YOUR TASK >> The listing must be reproduced in full, exactly as it stands.

(Data entries)
START

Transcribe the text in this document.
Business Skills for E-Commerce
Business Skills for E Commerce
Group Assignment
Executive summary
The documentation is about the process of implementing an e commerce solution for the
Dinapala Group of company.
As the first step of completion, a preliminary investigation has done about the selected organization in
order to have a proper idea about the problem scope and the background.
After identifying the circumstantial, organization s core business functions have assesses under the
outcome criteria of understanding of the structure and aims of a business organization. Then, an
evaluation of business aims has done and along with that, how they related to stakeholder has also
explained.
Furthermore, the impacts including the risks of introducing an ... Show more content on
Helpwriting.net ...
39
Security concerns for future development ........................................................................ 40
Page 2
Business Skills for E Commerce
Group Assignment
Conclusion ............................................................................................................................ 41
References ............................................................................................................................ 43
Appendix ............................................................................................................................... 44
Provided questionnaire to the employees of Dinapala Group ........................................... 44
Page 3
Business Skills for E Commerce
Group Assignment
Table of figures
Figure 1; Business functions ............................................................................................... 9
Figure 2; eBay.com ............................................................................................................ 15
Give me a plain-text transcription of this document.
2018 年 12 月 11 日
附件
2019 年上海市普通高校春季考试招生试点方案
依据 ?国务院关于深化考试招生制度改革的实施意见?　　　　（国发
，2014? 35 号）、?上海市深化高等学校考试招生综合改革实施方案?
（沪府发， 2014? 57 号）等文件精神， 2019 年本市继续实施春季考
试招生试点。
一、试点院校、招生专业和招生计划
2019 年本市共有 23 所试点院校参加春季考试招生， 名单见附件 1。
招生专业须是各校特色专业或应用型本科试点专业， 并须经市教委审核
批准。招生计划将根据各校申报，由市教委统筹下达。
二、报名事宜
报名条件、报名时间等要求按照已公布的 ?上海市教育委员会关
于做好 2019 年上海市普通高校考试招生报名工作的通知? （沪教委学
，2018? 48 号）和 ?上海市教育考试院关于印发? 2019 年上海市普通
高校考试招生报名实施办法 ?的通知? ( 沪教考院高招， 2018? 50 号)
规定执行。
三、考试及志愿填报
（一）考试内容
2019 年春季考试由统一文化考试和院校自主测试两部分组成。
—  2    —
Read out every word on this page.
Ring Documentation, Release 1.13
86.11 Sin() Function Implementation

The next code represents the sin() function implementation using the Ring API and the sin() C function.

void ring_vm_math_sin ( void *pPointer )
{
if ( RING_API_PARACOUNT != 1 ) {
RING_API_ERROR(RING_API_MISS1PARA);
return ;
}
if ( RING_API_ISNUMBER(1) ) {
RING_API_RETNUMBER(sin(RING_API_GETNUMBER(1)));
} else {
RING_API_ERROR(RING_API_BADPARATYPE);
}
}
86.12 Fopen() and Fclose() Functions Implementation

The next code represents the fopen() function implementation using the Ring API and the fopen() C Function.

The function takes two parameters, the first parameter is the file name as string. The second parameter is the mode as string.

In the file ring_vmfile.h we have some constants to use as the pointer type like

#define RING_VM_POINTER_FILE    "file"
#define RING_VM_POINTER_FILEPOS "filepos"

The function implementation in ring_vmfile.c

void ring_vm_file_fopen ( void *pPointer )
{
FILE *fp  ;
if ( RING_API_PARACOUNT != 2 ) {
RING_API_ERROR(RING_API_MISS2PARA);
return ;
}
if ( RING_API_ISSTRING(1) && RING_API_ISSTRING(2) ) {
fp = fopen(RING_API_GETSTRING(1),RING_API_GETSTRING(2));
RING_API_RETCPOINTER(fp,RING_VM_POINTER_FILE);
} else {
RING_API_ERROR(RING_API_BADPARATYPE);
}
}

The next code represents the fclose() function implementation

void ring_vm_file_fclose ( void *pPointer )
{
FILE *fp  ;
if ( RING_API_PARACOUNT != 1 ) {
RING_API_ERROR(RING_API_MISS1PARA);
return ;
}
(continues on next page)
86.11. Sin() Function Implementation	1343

END

EXERCISE SOLUTION >>
Transcribe the text in this document.
Business Skills for E-Commerce
Business Skills for E Commerce
Group Assignment
Executive summary
The documentation is about the process of implementing an e commerce solution for the
Dinapala Group of company.
As the first step of completion, a preliminary investigation has done about the selected organization in
order to have a proper idea about the problem scope and the background.
After identifying the circumstantial, organization s core business functions have assesses under the
outcome criteria of understanding of the structure and aims of a business organization. Then, an
evaluation of business aims has done and along with that, how they related to stakeholder has also
explained.
Furthermore, the impacts including the risks of introducing an ... Show more content on
Helpwriting.net ...
39
Security concerns for future development ........................................................................ 40
Page 2
Business Skills for E Commerce
Group Assignment
Conclusion ............................................................................................................................ 41
References ............................................................................................................................ 43
Appendix ............................................................................................................................... 44
Provided questionnaire to the employees of Dinapala Group ........................................... 44
Page 3
Business Skills for E Commerce
Group Assignment
Table of figures
Figure 1; Business functions ............................................................................................... 9
Figure 2; eBay.com ............................................................................................................ 15
Give me a plain-text transcription of this document.
2018 年 12 月 11 日
附件
2019 年上海市普通高校春季考试招生试点方案
依据 ?国务院关于深化考试招生制度改革的实施意见?　　　　（国发
，2014? 35 号）、?上海市深化高等学校考试招生综合改革实施方案?
（沪府发， 2014? 57 号）等文件精神， 2019 年本市继续实施春季考
试招生试点。
一、试点院校、招生专业和招生计划
2019 年本市共有 23 所试点院校参加春季考试招生， 名单见附件 1。
招生专业须是各校特色专业或应用型本科试点专业， 并须经市教委审核
批准。招生计划将根据各校申报，由市教委统筹下达。
二、报名事宜
报名条件、报名时间等要求按照已公布的 ?上海市教育委员会关
于做好 2019 年上海市普通高校考试招生报名工作的通知? （沪教委学
，2018? 48 号）和 ?上海市教育考试院关于印发? 2019 年上海市普通
高校考试招生报名实施办法 ?的通知? ( 沪教考院高招， 2018? 50 号)
规定执行。
三、考试及志愿填报
（一）考试内容
2019 年春季考试由统一文化考试和院校自主测试两部分组成。
—  2    —
Read out every word on this page.
Ring Documentation, Release 1.13
86.11 Sin() Function Implementation

The next code represents the sin() function implementation using the Ring API and the sin() C function.

void ring_vm_math_sin ( void *pPointer )
{
if ( RING_API_PARACOUNT != 1 ) {
RING_API_ERROR(RING_API_MISS1PARA);
return ;
}
if ( RING_API_ISNUMBER(1) ) {
RING_API_RETNUMBER(sin(RING_API_GETNUMBER(1)));
} else {
RING_API_ERROR(RING_API_BADPARATYPE);
}
}
86.12 Fopen() and Fclose() Functions Implementation

The next code represents the fopen() function implementation using the Ring API and the fopen() C Function.

The function takes two parameters, the first parameter is the file name as string. The second parameter is the mode as string.

In the file ring_vmfile.h we have some constants to use as the pointer type like

#define RING_VM_POINTER_FILE    "file"
#define RING_VM_POINTER_FILEPOS "filepos"

The function implementation in ring_vmfile.c

void ring_vm_file_fopen ( void *pPointer )
{
FILE *fp  ;
if ( RING_API_PARACOUNT != 2 ) {
RING_API_ERROR(RING_API_MISS2PARA);
return ;
}
if ( RING_API_ISSTRING(1) && RING_API_ISSTRING(2) ) {
fp = fopen(RING_API_GETSTRING(1),RING_API_GETSTRING(2));
RING_API_RETCPOINTER(fp,RING_VM_POINTER_FILE);
} else {
RING_API_ERROR(RING_API_BADPARATYPE);
}
}

The next code represents the fclose() function implementation

void ring_vm_file_fclose ( void *pPointer )
{
FILE *fp  ;
if ( RING_API_PARACOUNT != 1 ) {
RING_API_ERROR(RING_API_MISS1PARA);
return ;
}
(continues on next page)
86.11. Sin() Function Implementation	1343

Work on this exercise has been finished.